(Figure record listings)
>>>
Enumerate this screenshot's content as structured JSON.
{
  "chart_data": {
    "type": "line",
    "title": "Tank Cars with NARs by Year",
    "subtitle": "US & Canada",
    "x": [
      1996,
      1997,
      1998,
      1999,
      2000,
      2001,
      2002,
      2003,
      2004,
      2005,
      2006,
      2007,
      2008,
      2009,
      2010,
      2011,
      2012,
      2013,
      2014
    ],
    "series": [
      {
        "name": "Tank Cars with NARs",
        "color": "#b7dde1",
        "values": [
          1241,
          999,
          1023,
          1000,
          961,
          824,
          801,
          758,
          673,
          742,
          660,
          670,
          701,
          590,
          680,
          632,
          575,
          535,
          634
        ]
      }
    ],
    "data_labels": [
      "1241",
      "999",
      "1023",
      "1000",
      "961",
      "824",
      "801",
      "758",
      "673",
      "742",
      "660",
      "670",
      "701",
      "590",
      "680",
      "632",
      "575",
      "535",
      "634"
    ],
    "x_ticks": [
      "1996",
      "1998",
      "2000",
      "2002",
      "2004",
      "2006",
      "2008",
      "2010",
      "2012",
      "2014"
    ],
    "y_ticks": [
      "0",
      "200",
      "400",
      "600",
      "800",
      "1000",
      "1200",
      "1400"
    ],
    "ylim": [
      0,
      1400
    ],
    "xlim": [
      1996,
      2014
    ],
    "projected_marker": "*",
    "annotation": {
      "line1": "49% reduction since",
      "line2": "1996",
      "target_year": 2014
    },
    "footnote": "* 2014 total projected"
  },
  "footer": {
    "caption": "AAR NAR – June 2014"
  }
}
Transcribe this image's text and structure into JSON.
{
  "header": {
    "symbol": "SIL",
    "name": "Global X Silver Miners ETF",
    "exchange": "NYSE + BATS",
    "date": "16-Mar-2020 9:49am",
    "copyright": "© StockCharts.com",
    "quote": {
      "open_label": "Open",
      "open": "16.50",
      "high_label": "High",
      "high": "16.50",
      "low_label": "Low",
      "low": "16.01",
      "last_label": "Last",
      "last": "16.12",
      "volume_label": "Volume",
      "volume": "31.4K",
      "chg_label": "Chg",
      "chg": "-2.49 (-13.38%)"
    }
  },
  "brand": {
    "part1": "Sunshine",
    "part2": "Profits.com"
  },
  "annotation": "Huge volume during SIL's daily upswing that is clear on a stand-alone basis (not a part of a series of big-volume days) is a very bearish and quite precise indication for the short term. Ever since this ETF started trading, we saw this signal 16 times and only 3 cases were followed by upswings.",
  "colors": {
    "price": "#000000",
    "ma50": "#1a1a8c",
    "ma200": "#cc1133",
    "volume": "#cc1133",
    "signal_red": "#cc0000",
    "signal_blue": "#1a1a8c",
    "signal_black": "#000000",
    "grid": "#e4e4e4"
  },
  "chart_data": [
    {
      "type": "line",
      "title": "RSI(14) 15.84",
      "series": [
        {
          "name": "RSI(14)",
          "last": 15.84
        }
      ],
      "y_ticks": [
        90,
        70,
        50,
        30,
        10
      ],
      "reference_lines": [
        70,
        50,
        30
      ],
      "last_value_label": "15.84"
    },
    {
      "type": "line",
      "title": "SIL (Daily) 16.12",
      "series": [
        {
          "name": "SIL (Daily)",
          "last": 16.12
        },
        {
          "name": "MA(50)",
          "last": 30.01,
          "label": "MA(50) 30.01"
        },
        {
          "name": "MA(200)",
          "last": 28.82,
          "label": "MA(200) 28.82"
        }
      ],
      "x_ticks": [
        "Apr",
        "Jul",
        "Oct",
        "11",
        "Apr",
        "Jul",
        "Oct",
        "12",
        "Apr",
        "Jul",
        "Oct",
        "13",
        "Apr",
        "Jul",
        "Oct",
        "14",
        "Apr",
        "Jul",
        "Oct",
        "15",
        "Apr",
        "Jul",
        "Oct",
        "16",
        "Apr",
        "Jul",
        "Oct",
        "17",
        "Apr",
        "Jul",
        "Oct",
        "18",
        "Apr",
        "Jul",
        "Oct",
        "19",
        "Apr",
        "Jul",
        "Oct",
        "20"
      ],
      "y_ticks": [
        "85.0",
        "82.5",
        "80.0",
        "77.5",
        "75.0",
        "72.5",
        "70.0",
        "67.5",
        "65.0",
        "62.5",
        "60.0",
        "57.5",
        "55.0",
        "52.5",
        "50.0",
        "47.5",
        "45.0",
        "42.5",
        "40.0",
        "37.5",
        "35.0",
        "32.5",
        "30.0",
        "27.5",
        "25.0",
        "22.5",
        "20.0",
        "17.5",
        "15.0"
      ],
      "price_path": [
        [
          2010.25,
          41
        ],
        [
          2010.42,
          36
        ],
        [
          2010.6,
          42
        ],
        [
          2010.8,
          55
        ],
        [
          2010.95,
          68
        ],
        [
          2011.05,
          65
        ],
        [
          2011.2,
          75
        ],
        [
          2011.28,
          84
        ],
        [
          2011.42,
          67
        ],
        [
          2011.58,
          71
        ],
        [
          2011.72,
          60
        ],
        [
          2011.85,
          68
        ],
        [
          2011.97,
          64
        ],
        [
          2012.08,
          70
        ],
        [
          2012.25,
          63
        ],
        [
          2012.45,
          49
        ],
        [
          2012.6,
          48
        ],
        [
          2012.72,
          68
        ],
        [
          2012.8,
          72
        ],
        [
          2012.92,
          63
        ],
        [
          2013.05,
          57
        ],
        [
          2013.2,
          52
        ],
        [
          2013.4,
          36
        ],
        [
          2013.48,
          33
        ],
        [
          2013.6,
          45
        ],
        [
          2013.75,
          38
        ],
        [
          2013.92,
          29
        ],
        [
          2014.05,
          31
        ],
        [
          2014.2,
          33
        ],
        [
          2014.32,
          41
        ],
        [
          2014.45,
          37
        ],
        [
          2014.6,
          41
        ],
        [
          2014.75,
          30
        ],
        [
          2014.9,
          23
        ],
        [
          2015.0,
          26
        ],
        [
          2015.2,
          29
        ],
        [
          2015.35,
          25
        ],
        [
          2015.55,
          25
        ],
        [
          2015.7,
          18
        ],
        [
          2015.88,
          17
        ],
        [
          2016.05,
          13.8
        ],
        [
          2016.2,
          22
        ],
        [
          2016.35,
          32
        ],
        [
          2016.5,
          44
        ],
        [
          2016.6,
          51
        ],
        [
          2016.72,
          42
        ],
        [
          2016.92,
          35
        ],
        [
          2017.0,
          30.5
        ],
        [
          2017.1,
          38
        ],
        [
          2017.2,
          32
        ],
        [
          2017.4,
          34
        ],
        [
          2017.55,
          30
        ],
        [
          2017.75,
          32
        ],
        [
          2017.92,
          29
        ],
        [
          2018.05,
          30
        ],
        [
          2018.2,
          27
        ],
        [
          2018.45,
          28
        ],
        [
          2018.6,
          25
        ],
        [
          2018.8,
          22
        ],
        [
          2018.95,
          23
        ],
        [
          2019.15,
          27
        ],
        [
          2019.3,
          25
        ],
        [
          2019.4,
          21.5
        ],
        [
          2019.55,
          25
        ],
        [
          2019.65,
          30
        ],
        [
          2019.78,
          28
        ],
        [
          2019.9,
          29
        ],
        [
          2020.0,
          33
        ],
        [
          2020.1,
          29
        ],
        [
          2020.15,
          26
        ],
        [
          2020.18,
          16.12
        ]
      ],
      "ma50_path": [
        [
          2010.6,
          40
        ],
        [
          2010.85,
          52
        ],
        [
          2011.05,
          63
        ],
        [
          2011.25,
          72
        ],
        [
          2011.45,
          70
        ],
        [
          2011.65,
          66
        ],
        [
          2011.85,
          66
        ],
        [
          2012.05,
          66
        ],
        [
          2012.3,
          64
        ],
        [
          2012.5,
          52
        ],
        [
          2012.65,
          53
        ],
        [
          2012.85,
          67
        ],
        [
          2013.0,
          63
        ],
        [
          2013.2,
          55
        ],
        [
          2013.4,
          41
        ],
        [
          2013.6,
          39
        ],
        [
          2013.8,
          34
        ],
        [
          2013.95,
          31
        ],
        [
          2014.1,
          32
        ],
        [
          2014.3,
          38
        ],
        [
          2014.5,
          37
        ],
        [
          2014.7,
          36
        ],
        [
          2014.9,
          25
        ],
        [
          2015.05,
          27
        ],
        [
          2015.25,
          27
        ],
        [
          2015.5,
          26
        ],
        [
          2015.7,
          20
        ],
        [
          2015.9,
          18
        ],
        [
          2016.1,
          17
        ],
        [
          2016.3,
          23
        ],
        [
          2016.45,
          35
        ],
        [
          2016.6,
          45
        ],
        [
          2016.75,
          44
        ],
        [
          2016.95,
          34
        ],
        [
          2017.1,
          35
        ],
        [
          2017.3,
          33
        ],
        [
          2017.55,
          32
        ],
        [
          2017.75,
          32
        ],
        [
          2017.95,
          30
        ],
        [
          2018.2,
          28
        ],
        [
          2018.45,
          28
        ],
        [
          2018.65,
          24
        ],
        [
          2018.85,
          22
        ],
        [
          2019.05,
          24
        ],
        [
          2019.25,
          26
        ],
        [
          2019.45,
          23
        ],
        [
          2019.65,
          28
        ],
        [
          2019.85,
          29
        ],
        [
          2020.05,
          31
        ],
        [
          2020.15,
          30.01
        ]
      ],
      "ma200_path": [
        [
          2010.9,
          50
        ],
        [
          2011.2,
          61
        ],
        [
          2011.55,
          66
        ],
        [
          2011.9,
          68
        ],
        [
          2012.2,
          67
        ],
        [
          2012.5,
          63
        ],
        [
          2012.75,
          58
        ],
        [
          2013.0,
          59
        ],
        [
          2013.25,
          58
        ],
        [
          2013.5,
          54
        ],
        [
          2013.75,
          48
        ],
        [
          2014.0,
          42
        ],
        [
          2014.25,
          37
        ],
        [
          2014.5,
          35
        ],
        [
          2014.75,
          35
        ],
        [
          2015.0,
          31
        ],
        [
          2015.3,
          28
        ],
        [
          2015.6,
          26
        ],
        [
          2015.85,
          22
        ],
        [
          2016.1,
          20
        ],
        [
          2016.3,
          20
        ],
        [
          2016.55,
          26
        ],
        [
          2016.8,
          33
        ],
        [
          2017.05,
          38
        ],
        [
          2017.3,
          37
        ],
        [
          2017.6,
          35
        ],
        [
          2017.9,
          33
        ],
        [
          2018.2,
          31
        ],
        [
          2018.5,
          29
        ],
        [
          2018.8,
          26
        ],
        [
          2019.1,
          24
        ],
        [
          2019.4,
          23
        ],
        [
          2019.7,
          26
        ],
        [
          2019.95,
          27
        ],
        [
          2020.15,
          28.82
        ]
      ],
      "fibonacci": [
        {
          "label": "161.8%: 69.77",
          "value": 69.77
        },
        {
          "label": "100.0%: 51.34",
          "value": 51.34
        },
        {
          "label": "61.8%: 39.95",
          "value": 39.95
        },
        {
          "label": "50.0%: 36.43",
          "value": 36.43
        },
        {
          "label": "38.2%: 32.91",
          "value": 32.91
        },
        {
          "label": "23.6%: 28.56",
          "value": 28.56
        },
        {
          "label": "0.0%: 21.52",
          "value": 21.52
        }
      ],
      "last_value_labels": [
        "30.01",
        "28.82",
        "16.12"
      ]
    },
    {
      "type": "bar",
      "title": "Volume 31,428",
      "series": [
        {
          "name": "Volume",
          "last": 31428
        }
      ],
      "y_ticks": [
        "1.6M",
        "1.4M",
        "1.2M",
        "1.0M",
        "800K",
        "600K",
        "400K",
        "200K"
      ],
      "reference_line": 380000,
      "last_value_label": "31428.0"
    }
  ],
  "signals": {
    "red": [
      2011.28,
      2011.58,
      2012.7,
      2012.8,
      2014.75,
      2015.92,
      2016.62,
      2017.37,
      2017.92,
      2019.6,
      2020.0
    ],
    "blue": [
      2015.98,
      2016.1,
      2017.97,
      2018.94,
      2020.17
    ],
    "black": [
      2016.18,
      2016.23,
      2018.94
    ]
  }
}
<<<
### DIRECTION
Reply with nothing but a number: how many lines of the entries above contain the string "JSON"?

### REPLY
2